Work to complete
Look for the string "alignment" in every line, and copy each line that has it.
-------------------------
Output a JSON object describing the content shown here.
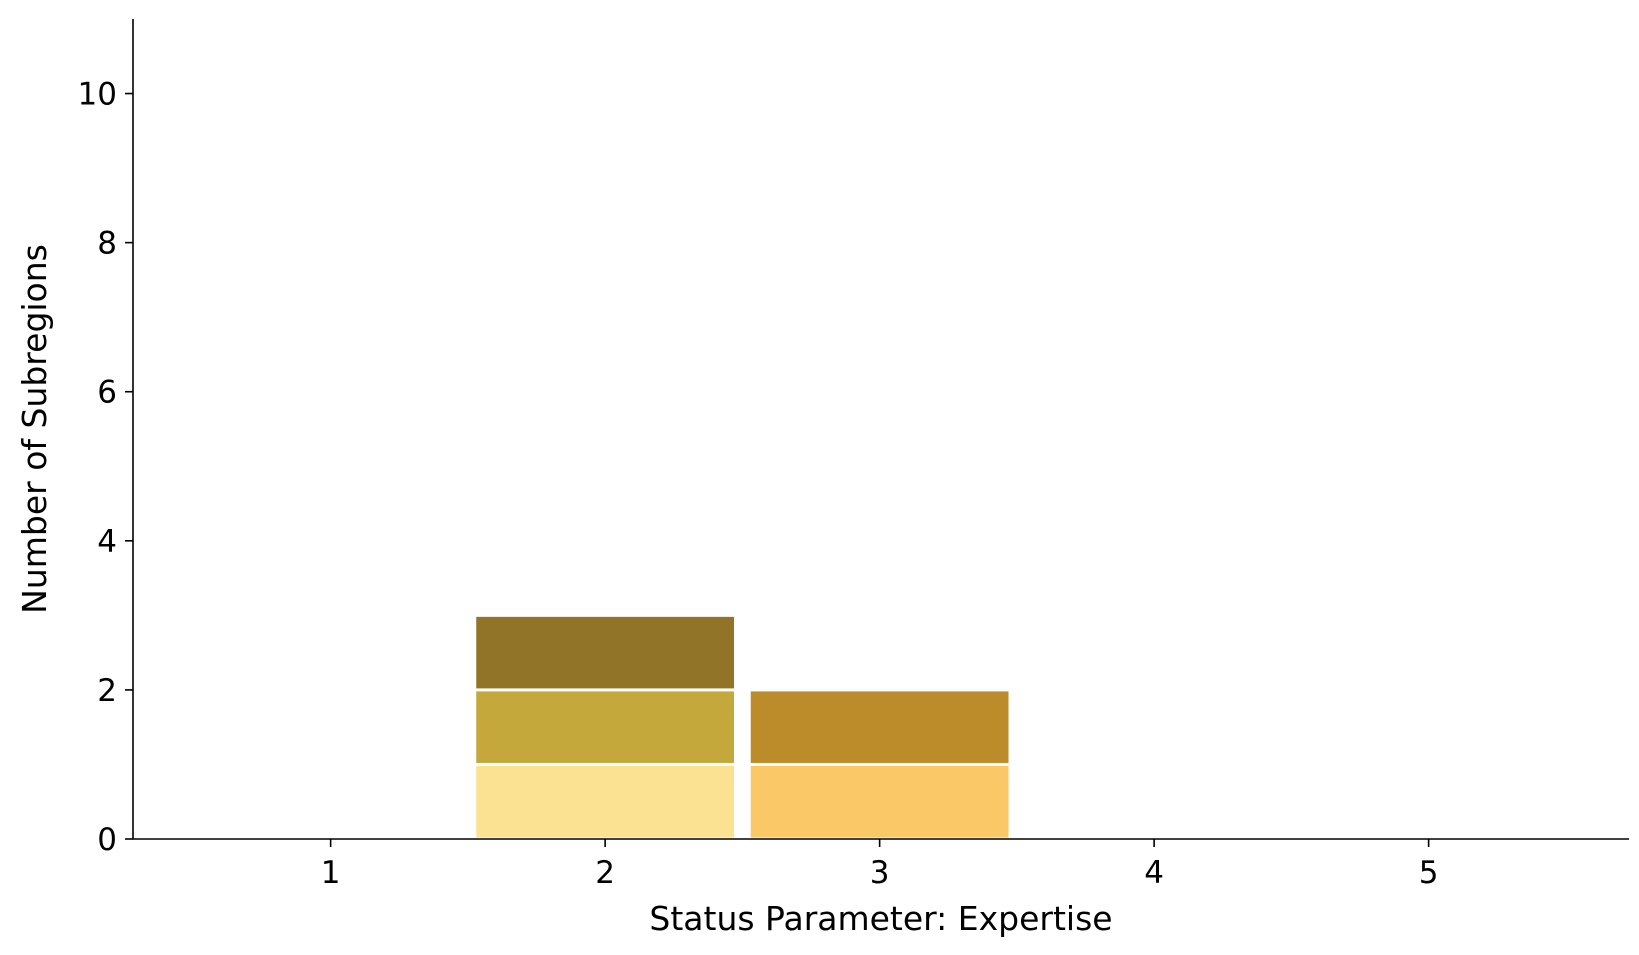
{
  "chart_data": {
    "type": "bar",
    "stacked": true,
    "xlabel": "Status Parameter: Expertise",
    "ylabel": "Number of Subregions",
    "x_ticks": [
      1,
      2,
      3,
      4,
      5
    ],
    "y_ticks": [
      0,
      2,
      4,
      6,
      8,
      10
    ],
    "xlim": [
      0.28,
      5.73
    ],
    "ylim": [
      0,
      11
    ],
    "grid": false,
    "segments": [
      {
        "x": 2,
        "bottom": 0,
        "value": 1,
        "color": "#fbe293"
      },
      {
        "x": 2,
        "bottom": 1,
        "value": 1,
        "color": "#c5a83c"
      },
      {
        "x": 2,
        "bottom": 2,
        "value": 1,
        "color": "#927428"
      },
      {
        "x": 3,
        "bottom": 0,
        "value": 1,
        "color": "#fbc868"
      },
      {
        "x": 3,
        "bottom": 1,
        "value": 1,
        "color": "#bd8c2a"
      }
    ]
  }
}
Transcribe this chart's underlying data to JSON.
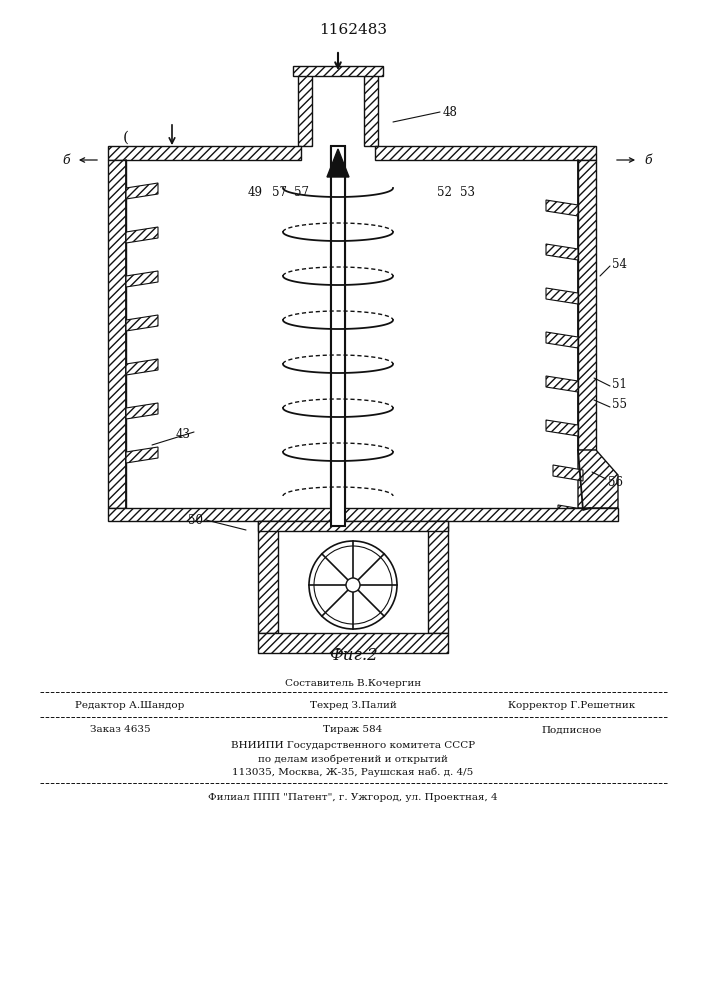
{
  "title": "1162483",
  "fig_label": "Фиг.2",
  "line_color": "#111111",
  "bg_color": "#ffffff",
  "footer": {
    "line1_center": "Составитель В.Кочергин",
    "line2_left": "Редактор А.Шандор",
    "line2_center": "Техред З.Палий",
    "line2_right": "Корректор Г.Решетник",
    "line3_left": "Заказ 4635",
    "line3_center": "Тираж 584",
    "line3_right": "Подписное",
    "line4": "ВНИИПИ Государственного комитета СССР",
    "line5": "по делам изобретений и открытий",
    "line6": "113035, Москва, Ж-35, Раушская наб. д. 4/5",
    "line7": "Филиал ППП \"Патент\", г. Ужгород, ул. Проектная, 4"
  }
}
-------------------------
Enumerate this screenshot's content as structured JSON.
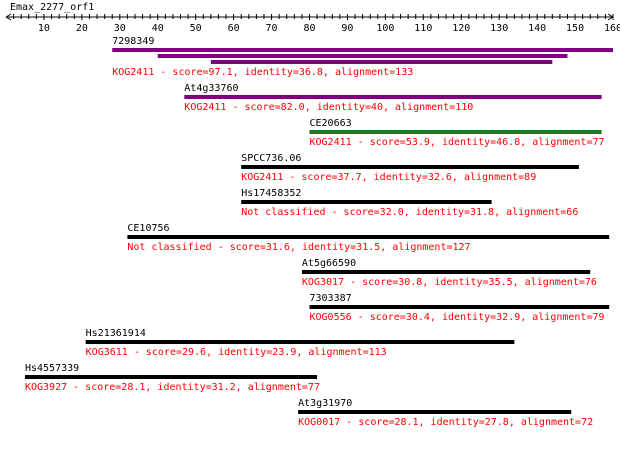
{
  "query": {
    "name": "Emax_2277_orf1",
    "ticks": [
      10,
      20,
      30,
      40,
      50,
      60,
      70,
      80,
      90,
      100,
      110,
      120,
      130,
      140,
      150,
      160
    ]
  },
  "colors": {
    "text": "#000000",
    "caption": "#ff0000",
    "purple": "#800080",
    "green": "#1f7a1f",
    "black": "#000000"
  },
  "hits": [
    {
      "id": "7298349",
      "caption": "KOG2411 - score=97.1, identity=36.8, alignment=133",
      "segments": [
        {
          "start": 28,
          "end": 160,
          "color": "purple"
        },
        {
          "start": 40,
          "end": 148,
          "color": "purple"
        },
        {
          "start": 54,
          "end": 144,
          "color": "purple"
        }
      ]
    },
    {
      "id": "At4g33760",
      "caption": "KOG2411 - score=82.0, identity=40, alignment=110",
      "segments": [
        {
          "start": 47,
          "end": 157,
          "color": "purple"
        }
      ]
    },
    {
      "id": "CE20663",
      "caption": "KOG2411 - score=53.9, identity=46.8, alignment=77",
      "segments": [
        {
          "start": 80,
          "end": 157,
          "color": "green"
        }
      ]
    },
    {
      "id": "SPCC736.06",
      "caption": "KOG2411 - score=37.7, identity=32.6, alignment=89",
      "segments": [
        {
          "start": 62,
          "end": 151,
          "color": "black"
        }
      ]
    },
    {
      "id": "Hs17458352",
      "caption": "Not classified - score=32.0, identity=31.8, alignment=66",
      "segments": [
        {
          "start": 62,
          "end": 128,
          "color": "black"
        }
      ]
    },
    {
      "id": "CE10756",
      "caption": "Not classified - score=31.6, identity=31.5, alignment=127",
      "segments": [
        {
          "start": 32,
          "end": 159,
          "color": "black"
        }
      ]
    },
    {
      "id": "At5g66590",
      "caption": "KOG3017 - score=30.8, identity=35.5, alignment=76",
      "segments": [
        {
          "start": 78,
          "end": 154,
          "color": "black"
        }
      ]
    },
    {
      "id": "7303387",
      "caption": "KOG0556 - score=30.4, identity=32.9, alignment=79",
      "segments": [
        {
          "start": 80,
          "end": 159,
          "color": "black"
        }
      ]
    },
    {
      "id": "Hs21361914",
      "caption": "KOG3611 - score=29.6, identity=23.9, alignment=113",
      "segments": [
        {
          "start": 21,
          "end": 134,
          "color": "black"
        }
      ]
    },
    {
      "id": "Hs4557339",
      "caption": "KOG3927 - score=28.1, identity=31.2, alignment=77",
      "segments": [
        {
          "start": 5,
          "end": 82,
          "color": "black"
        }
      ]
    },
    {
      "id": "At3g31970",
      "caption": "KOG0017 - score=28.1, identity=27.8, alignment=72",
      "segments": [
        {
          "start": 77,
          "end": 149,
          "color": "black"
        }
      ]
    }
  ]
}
-------------------------
Solution for this exercise
      "caption": "KOG2411 - score=97.1, identity=36.8, alignment=133",
      "caption": "KOG2411 - score=82.0, identity=40, alignment=110",
      "caption": "KOG2411 - score=53.9, identity=46.8, alignment=77",
      "caption": "KOG2411 - score=37.7, identity=32.6, alignment=89",
      "caption": "Not classified - score=32.0, identity=31.8, alignment=66",
      "caption": "Not classified - score=31.6, identity=31.5, alignment=127",
      "caption": "KOG3017 - score=30.8, identity=35.5, alignment=76",
      "caption": "KOG0556 - score=30.4, identity=32.9, alignment=79",
      "caption": "KOG3611 - score=29.6, identity=23.9, alignment=113",
      "caption": "KOG3927 - score=28.1, identity=31.2, alignment=77",
      "caption": "KOG0017 - score=28.1, identity=27.8, alignment=72",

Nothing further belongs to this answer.